WRITTEN EXERCISE |
Copy every entry word for word. Skip the pictures.

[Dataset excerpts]

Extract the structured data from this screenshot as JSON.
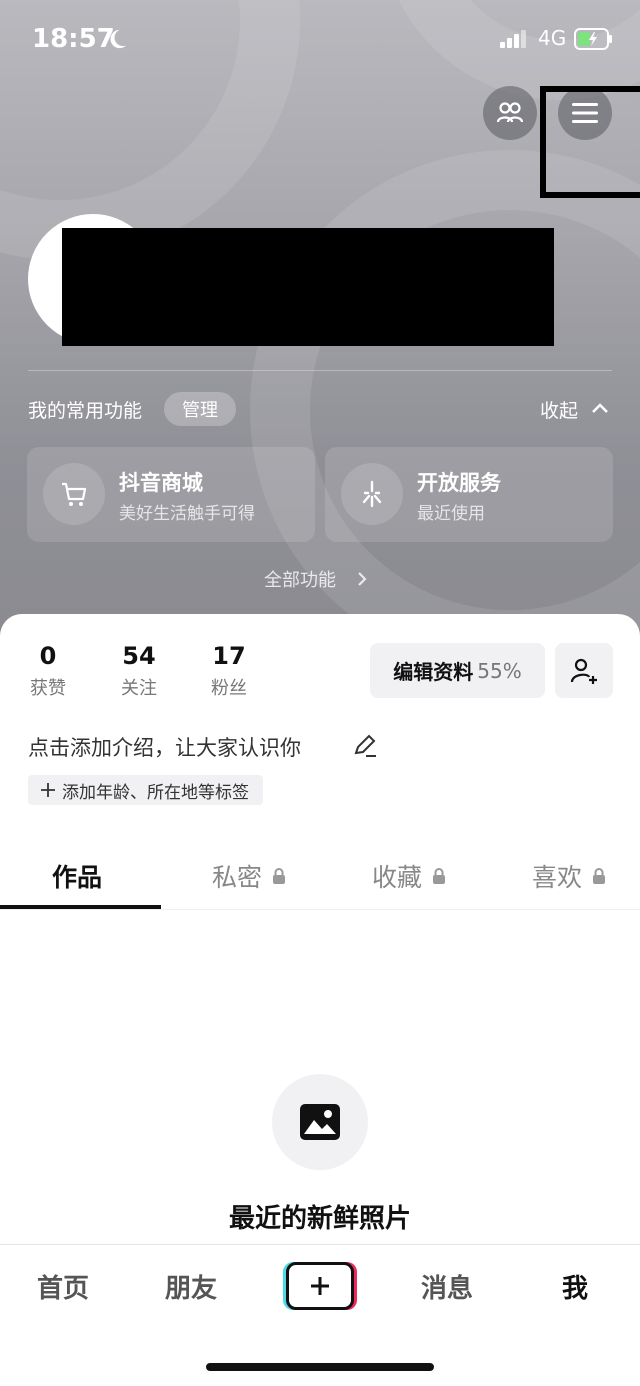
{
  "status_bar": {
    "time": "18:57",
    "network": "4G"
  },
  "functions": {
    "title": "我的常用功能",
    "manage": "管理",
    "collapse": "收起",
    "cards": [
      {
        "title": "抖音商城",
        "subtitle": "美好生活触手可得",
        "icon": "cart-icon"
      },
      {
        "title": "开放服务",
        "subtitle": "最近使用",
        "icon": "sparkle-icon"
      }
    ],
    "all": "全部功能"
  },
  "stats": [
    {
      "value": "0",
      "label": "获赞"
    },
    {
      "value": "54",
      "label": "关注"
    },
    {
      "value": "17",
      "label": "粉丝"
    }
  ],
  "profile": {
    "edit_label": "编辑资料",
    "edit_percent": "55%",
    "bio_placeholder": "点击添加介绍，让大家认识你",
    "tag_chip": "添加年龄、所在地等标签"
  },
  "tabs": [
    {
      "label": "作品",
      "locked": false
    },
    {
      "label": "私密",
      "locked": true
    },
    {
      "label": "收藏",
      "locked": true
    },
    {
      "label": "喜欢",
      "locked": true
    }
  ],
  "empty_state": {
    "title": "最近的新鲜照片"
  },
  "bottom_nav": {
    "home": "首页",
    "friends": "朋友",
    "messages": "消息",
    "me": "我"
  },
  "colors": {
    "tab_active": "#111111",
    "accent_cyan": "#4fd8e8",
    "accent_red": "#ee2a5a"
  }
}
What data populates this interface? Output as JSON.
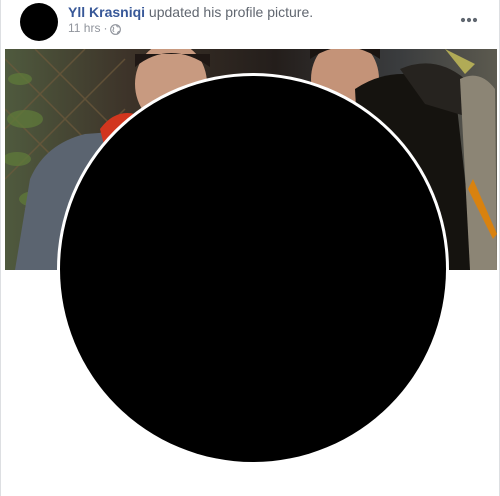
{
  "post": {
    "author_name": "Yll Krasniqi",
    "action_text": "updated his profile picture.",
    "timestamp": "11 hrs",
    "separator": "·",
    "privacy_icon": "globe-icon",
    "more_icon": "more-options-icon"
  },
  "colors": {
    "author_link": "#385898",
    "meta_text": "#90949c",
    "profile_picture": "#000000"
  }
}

CORRECT ANSWER |
Extract the structured data from this screenshot as JSON.
{
  "status_bar": {
    "time": "18:57",
    "network": "4G"
  },
  "functions": {
    "title": "我的常用功能",
    "manage": "管理",
    "collapse": "收起",
    "cards": [
      {
        "title": "抖音商城",
        "subtitle": "美好生活触手可得",
        "icon": "cart-icon"
      },
      {
        "title": "开放服务",
        "subtitle": "最近使用",
        "icon": "sparkle-icon"
      }
    ],
    "all": "全部功能"
  },
  "stats": [
    {
      "value": "0",
      "label": "获赞"
    },
    {
      "value": "54",
      "label": "关注"
    },
    {
      "value": "17",
      "label": "粉丝"
    }
  ],
  "profile": {
    "edit_label": "编辑资料",
    "edit_percent": "55%",
    "bio_placeholder": "点击添加介绍，让大家认识你",
    "tag_chip": "添加年龄、所在地等标签"
  },
  "tabs": [
    {
      "label": "作品",
      "locked": false
    },
    {
      "label": "私密",
      "locked": true
    },
    {
      "label": "收藏",
      "locked": true
    },
    {
      "label": "喜欢",
      "locked": true
    }
  ],
  "empty_state": {
    "title": "最近的新鲜照片"
  },
  "bottom_nav": {
    "home": "首页",
    "friends": "朋友",
    "messages": "消息",
    "me": "我"
  },
  "colors": {
    "tab_active": "#111111",
    "accent_cyan": "#4fd8e8",
    "accent_red": "#ee2a5a"
  }
}
What data populates this interface? Output as JSON.
{
  "post": {
    "author_name": "Yll Krasniqi",
    "action_text": "updated his profile picture.",
    "timestamp": "11 hrs",
    "separator": "·",
    "privacy_icon": "globe-icon",
    "more_icon": "more-options-icon"
  },
  "colors": {
    "author_link": "#385898",
    "meta_text": "#90949c",
    "profile_picture": "#000000"
  }
}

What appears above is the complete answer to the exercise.